▸ Set task A
Please output the lines of the listing from the line containing "Patent image size: (905, 638)." through the line containing "In FIG. 3C, the characterisation", inclusive, as a Markdown table with columns Row and Line, leaving out blank lines.

▸ Selected text
##########
Notice is given that the 2023 Annual General Meeting of Anglesey Mining plc will be held at the offices of DLA Piper, 160
Aldersgate Street London EC1A 4HT on 27 October 2023 at 12 noon to consider and, if thought fit, to pass the resolutions set out
below.

As ordinary business

1.
2.
3.

To receive the annual accounts and directors' and auditor’s reports for the year ended 31 March 2023
To approve the directors' remuneration report for the year ended 31 March 2023
To approve the directors' remuneration policy in the directors’ remuneration report for
the year ended 31 March 2023
To reappoint John F. Kearney as a director
To reappoint Jonathan (Jo) Battershill as a director
To reappoint Danesh Varma as a director
To reappoint Namrata Verma as a director
To reappoint Andrew King as a director
To appoint UHY Farrelly Dawe White as auditor

4.
5.
6.
7.
8.
9.
10. To authorise the directors to determine the remuneration of the auditor.
##########
▸ Record list

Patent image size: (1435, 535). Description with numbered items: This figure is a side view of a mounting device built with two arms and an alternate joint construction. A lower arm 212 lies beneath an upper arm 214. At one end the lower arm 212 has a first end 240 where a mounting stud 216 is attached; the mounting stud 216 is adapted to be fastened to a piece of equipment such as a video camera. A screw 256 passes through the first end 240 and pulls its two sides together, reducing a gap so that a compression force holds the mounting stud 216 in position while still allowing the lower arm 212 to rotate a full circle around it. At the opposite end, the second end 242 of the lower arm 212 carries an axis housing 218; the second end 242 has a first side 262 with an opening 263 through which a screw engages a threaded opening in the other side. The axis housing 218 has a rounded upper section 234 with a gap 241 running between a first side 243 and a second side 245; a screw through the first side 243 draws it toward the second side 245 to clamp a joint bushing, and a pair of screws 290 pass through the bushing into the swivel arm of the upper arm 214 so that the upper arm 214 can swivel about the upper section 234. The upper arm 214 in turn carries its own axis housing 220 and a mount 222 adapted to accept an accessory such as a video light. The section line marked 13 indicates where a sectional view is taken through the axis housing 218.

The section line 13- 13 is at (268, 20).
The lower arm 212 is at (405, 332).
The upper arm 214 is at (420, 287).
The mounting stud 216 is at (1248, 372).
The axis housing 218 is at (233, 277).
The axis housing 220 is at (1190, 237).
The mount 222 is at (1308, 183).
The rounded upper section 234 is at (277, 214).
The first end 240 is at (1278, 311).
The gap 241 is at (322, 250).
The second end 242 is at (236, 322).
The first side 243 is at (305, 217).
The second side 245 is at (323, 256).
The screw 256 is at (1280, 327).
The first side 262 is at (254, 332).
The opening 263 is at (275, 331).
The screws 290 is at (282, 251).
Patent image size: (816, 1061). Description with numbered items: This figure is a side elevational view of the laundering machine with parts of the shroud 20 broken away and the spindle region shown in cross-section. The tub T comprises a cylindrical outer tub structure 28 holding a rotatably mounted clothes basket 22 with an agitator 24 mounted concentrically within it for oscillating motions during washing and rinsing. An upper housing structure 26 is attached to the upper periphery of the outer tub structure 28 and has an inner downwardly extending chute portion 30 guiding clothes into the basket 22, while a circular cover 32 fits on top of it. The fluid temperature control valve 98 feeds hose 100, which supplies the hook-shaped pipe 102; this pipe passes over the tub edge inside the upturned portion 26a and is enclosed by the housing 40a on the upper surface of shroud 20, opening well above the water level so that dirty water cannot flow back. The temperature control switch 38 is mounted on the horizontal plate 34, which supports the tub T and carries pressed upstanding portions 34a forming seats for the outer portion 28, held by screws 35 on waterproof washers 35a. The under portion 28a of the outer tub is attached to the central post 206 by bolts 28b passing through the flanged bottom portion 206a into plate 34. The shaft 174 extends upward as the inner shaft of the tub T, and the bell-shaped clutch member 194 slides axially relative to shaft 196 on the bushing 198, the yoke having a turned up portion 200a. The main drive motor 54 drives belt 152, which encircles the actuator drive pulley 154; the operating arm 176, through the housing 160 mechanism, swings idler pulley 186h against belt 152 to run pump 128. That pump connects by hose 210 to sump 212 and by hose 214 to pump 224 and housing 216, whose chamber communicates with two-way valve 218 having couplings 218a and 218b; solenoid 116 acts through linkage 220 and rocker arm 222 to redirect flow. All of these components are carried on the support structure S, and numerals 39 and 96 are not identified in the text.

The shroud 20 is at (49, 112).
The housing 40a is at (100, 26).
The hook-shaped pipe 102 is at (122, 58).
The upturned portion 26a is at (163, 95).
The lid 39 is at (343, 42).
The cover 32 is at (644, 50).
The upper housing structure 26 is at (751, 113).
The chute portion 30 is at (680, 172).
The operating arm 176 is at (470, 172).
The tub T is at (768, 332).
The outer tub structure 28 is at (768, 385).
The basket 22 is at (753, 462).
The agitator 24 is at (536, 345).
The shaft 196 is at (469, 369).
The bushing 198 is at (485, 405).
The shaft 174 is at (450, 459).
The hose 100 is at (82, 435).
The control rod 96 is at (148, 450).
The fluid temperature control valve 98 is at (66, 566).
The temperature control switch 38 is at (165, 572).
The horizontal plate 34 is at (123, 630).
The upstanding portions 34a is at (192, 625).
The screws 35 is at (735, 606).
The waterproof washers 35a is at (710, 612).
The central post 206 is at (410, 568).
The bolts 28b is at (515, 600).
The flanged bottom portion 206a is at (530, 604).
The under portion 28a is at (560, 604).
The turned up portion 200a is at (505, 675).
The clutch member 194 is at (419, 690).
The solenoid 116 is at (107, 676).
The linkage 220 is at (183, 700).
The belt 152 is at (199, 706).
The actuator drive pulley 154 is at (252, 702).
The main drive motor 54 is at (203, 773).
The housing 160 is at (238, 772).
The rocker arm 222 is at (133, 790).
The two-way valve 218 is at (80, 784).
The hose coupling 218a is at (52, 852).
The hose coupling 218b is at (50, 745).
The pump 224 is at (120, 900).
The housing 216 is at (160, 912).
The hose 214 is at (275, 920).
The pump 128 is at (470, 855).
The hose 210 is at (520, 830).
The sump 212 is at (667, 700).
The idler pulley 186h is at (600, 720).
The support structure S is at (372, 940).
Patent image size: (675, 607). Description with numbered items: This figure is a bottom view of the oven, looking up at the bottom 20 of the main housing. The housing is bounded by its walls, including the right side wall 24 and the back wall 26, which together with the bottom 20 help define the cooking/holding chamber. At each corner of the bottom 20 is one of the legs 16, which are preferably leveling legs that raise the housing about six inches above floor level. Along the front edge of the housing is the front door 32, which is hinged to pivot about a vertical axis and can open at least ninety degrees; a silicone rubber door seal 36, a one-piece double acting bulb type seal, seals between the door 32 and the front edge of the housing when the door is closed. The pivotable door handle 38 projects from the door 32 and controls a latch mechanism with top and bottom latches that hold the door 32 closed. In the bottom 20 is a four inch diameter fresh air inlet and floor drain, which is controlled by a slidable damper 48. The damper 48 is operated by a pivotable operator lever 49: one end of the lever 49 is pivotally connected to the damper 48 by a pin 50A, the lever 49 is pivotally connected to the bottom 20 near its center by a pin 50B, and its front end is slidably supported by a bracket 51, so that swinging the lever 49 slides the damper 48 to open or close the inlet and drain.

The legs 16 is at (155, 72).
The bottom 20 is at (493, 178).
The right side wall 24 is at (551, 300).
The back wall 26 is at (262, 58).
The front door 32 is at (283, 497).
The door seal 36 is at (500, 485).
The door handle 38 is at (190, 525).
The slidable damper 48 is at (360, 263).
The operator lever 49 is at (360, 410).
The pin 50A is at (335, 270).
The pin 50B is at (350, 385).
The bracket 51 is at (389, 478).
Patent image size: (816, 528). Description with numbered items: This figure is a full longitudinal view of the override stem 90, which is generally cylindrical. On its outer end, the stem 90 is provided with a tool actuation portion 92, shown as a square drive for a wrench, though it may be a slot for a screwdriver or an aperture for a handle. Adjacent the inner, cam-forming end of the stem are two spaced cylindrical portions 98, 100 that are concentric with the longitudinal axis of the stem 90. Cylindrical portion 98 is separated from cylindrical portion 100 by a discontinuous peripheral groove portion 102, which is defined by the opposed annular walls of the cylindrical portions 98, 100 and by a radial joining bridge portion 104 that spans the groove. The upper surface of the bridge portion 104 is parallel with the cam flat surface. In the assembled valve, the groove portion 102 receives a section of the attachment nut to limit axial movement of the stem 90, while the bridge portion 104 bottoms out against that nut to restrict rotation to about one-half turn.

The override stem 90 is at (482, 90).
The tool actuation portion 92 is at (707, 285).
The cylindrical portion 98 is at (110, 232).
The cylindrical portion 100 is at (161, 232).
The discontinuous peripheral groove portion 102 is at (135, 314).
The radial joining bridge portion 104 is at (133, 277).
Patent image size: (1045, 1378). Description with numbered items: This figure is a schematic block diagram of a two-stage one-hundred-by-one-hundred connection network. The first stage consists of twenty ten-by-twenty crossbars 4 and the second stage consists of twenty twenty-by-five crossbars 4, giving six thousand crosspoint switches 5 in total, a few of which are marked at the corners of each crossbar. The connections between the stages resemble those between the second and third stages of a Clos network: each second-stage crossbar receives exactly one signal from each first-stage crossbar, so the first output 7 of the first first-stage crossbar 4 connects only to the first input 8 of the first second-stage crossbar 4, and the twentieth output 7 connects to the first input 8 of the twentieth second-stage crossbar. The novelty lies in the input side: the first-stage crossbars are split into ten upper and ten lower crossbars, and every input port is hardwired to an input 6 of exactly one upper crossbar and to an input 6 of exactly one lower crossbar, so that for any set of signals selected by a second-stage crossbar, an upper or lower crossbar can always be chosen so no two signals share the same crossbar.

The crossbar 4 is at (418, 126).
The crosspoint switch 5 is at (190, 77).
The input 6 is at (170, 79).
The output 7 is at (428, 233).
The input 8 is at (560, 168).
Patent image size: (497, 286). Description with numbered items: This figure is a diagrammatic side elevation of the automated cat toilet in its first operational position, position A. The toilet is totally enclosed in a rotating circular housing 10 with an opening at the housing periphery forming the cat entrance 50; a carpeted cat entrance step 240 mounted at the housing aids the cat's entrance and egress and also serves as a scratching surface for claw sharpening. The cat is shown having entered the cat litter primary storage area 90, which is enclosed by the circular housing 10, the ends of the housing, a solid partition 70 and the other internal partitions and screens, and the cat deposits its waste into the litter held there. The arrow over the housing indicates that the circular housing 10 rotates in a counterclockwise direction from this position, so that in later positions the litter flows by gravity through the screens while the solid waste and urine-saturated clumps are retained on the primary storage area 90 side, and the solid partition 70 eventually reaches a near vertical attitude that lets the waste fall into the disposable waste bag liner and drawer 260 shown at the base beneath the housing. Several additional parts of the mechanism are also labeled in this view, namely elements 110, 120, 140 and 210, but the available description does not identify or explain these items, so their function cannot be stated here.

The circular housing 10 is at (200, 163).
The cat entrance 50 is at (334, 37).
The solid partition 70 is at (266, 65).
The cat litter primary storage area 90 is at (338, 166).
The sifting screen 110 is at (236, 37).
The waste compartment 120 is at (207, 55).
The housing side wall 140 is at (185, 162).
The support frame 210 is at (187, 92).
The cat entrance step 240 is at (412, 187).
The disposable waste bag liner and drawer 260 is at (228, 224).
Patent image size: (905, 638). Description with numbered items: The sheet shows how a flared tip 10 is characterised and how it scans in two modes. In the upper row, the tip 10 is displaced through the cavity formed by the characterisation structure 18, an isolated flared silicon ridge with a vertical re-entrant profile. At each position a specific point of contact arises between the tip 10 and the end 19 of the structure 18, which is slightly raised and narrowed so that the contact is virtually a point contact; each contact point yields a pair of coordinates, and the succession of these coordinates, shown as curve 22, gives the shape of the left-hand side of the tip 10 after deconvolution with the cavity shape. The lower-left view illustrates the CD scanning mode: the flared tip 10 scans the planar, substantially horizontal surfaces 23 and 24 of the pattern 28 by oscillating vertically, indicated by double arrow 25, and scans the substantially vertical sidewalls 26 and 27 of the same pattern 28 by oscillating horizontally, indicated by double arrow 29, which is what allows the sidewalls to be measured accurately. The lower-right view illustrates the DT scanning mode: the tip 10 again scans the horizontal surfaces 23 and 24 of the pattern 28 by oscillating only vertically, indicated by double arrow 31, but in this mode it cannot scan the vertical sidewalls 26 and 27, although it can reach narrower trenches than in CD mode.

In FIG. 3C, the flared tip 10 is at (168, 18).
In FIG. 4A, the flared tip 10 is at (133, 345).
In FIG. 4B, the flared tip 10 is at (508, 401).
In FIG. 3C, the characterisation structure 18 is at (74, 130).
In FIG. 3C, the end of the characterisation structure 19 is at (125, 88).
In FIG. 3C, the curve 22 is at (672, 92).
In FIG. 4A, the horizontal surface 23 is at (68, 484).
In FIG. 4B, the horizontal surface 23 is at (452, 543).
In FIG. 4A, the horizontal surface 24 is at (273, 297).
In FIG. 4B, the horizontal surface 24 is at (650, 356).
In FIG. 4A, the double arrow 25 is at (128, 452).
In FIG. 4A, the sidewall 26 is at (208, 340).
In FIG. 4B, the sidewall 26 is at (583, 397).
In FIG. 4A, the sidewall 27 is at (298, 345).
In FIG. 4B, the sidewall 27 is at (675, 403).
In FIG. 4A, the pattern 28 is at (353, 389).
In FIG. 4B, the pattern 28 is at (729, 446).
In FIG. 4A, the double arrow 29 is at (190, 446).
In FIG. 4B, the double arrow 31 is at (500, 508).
##########
▸ Set task B
According to the meeting notice, which firm is proposed for appointment as auditor?

▸ Exercise result A
| Row | Line |
|---|---|
| 1 | Patent image size: (905, 638). Description with numbered items: The sheet shows how a flared tip 10 is characterised and how it scans in two modes. In the upper row, the tip 10 is displaced through the cavity formed by the characterisation structure 18, an isolated flared silicon ridge with a vertical re-entrant profile. At each position a specific point of contact arises between the tip 10 and the end 19 of the structure 18, which is slightly raised and narrowed so that the contact is virtually a point contact; each contact point yields a pair of coordinates, and the succession of these coordinates, shown as curve 22, gives the shape of the left-hand side of the tip 10 after deconvolution with the cavity shape. The lower-left view illustrates the CD scanning mode: the flared tip 10 scans the planar, substantially horizontal surfaces 23 and 24 of the pattern 28 by oscillating vertically, indicated by double arrow 25, and scans the substantially vertical sidewalls 26 and 27 of the same pattern 28 by oscillating horizontally, indicated by double arrow 29, which is what allows the sidewalls to be measured accurately. The lower-right view illustrates the DT scanning mode: the tip 10 again scans the horizontal surfaces 23 and 24 of the pattern 28 by oscillating only vertically, indicated by double arrow 31, but in this mode it cannot scan the vertical sidewalls 26 and 27, although it can reach narrower trenches than in CD mode. |
| 2 | In FIG. 3C, the flared tip 10 is at (168, 18). |
| 3 | In FIG. 4A, the flared tip 10 is at (133, 345). |
| 4 | In FIG. 4B, the flared tip 10 is at (508, 401). |
| 5 | In FIG. 3C, the characterisation structure 18 is at (74, 130). |

▸ Exercise result B
UHY Farrelly Dawe White